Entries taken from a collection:
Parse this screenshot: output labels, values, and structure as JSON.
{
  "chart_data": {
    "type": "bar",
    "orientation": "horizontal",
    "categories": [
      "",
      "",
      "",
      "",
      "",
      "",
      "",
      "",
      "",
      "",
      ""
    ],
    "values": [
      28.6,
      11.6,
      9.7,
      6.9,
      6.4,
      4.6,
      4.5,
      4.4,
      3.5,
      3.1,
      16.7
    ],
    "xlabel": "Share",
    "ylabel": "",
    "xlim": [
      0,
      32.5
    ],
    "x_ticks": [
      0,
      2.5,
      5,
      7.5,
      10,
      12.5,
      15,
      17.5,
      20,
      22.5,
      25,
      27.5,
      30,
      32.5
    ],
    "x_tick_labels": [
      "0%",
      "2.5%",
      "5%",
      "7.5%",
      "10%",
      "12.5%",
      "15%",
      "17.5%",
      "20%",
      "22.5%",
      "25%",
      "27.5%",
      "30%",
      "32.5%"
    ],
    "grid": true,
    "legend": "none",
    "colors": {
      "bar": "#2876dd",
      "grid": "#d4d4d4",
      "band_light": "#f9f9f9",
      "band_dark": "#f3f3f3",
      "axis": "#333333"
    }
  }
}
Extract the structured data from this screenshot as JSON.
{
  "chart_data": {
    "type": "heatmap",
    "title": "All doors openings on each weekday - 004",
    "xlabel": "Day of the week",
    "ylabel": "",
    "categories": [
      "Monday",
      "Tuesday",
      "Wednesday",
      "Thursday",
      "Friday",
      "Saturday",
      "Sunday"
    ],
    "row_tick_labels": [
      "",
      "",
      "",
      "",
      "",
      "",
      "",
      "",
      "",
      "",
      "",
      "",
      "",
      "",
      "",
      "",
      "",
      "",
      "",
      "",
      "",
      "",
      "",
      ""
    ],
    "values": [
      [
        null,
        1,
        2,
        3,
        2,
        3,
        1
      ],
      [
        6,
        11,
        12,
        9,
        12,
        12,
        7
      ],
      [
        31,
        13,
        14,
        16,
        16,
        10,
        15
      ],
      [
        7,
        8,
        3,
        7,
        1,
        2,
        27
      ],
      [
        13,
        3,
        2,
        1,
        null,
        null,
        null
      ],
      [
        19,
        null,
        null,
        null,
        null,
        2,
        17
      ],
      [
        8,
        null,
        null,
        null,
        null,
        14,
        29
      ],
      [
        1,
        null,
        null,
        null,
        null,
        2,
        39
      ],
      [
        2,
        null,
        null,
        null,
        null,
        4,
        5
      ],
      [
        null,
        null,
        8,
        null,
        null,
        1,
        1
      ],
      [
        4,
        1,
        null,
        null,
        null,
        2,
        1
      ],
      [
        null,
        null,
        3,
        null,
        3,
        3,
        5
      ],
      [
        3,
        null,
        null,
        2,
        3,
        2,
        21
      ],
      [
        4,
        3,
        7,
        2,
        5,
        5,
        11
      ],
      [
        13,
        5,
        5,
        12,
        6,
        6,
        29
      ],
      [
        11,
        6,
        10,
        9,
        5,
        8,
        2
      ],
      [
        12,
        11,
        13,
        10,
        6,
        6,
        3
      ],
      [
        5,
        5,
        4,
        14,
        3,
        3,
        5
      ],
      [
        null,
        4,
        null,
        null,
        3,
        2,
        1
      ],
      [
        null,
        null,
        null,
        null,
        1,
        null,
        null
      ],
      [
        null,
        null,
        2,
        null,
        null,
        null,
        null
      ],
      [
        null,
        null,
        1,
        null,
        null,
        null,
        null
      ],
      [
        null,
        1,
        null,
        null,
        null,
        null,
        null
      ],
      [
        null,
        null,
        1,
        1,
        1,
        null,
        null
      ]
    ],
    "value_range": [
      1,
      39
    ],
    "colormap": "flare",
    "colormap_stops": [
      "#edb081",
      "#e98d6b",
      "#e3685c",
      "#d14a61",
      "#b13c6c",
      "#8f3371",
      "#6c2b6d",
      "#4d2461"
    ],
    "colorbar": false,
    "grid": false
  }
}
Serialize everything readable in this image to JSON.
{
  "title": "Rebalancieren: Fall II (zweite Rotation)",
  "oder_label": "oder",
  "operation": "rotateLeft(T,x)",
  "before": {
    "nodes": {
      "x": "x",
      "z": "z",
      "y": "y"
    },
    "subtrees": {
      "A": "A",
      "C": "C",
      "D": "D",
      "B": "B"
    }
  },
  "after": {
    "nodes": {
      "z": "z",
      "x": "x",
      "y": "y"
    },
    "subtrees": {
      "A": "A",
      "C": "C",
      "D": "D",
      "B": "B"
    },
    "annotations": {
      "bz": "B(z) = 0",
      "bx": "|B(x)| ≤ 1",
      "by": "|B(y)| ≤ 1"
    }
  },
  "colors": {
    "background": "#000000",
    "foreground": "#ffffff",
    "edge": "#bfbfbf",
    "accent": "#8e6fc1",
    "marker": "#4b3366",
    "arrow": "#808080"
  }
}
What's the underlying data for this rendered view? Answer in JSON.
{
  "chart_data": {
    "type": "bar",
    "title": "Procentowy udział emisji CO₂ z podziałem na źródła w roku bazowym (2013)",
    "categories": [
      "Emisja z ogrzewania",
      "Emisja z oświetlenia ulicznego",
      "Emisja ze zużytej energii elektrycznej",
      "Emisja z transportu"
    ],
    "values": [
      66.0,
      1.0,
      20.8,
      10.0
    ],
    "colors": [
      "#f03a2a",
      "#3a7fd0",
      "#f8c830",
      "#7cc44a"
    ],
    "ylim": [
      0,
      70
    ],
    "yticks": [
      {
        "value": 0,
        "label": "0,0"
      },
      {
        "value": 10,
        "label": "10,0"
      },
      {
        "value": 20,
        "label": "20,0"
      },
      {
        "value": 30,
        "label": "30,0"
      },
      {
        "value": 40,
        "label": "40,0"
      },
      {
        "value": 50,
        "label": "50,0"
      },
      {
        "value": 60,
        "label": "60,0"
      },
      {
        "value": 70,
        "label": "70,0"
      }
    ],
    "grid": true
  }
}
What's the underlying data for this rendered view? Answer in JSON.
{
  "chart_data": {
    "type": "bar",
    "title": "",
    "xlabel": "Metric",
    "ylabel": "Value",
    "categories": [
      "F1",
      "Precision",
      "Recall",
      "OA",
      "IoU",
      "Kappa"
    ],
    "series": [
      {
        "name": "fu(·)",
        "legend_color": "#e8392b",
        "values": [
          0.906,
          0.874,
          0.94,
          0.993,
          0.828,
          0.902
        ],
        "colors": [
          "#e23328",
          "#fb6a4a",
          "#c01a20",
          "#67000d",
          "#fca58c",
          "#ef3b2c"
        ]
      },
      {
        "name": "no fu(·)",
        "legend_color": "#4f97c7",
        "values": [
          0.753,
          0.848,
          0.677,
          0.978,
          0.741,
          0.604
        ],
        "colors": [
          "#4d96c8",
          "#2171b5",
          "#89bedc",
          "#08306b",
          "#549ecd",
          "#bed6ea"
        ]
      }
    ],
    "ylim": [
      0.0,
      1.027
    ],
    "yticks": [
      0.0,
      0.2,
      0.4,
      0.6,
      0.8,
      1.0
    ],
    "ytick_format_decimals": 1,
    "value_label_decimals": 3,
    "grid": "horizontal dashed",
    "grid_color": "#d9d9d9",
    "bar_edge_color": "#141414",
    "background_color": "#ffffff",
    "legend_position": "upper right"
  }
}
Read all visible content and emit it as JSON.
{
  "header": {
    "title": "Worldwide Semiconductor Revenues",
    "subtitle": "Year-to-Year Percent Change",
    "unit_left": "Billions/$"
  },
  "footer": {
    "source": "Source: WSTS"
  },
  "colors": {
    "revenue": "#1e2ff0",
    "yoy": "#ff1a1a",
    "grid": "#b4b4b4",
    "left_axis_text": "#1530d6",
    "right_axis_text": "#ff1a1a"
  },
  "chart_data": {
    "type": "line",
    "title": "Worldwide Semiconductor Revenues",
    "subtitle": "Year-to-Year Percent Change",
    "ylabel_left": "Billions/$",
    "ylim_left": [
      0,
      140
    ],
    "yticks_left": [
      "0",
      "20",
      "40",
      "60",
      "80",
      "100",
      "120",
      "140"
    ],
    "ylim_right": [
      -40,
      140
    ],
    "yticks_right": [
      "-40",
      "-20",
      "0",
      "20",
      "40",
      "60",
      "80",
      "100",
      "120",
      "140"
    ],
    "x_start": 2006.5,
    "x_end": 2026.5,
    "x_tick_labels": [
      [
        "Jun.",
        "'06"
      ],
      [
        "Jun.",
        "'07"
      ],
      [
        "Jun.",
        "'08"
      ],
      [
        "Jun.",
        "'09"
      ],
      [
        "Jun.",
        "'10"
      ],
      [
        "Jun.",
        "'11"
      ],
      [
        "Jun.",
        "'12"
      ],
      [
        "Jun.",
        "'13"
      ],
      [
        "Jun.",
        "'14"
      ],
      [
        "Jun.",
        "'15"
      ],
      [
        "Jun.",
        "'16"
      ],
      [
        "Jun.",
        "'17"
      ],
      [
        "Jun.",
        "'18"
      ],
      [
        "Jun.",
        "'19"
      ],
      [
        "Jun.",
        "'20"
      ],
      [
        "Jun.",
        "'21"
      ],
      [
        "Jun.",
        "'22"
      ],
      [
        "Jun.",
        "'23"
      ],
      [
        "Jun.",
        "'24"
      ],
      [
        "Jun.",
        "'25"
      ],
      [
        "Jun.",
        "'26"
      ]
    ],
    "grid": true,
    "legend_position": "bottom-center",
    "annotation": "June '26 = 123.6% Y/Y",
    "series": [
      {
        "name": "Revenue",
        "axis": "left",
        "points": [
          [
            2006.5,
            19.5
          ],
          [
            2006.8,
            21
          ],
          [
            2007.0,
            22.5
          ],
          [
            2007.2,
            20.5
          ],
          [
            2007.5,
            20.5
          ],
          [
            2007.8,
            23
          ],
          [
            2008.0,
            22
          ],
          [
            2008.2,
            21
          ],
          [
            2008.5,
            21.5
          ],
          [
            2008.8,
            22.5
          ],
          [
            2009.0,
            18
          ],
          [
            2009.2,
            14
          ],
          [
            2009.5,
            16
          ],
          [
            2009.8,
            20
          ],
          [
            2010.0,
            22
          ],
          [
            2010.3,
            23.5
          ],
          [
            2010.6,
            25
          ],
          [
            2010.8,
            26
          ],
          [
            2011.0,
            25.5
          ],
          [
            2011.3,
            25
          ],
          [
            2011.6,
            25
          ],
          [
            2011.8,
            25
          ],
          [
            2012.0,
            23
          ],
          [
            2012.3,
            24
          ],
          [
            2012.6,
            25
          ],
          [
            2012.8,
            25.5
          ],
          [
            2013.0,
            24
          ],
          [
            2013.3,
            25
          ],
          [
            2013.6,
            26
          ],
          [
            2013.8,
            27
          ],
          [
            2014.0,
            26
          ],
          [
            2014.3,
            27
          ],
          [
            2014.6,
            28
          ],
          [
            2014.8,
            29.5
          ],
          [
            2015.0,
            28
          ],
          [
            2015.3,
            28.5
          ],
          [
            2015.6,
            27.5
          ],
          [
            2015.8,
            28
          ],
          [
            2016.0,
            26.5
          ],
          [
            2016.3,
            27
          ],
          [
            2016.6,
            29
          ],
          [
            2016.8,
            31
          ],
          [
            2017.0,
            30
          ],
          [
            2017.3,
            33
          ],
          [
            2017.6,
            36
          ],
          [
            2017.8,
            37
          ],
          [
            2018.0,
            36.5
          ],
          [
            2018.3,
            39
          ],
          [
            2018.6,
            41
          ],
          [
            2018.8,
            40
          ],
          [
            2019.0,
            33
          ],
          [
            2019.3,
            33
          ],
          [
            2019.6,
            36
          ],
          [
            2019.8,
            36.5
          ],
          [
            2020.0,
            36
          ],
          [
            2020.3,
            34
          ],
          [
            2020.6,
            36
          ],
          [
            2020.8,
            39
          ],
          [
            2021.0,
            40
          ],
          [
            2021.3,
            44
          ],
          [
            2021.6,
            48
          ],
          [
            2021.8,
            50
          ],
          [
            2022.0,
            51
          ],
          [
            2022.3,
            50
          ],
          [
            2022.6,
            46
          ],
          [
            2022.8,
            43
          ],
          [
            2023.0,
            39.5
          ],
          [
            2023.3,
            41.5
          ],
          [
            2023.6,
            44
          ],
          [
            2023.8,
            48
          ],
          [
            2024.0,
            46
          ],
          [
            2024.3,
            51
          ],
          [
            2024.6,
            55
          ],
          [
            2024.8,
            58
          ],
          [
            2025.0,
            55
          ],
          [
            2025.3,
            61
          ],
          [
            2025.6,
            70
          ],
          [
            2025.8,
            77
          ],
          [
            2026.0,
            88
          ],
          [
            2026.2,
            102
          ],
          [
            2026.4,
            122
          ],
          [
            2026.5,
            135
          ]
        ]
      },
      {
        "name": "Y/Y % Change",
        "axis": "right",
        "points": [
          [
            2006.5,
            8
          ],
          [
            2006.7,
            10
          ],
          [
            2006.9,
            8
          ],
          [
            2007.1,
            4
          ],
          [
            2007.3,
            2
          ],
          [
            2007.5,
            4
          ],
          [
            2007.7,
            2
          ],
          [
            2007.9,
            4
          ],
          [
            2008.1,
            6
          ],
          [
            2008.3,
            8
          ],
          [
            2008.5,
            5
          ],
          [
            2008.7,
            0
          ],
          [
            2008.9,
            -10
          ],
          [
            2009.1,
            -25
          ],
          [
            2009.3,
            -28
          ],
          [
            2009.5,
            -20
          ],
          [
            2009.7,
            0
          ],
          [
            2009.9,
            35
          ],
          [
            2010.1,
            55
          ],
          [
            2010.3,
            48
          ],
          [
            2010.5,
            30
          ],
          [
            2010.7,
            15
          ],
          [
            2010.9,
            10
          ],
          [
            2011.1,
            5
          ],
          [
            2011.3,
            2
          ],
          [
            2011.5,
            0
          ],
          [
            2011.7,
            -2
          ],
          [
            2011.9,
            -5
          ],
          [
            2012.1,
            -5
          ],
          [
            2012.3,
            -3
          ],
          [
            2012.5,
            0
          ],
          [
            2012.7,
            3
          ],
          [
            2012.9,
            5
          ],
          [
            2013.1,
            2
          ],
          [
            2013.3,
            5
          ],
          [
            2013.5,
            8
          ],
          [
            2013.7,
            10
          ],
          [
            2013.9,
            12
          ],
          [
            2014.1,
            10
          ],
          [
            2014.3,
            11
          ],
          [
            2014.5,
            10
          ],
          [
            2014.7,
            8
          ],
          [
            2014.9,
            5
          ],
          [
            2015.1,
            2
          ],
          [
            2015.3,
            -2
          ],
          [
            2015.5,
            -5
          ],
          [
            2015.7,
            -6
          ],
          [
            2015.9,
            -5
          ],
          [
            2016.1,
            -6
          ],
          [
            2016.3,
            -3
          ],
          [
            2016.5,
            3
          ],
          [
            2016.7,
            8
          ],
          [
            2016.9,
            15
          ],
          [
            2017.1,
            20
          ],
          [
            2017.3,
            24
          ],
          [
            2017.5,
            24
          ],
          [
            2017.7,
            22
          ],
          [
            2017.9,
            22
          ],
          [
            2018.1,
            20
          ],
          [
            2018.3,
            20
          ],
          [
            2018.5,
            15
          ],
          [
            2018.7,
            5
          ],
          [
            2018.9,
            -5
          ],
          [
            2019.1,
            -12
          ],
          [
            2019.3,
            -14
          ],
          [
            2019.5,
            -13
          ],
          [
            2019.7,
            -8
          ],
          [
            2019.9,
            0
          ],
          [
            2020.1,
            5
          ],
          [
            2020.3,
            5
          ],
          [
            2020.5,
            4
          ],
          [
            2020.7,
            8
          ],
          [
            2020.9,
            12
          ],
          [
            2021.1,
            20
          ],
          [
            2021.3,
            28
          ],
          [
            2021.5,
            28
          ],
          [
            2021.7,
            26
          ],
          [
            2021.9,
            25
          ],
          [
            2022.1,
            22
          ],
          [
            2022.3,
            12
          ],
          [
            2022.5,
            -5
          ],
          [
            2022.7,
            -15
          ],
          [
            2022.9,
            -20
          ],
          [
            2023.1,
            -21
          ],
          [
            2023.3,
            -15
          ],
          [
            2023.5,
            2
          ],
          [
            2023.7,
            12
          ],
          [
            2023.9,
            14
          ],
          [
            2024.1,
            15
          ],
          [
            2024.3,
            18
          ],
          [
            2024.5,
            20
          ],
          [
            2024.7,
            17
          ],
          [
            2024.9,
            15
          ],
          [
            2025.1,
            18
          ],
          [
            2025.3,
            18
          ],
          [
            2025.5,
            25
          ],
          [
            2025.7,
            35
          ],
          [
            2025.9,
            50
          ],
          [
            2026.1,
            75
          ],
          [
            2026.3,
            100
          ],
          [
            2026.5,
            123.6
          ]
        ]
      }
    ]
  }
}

» SET PROBLEM
Gather from the records above every line containing the string "screenshot".

» CORRECT ANSWER
Parse this screenshot: output labels, values, and structure as JSON.
Extract the structured data from this screenshot as JSON.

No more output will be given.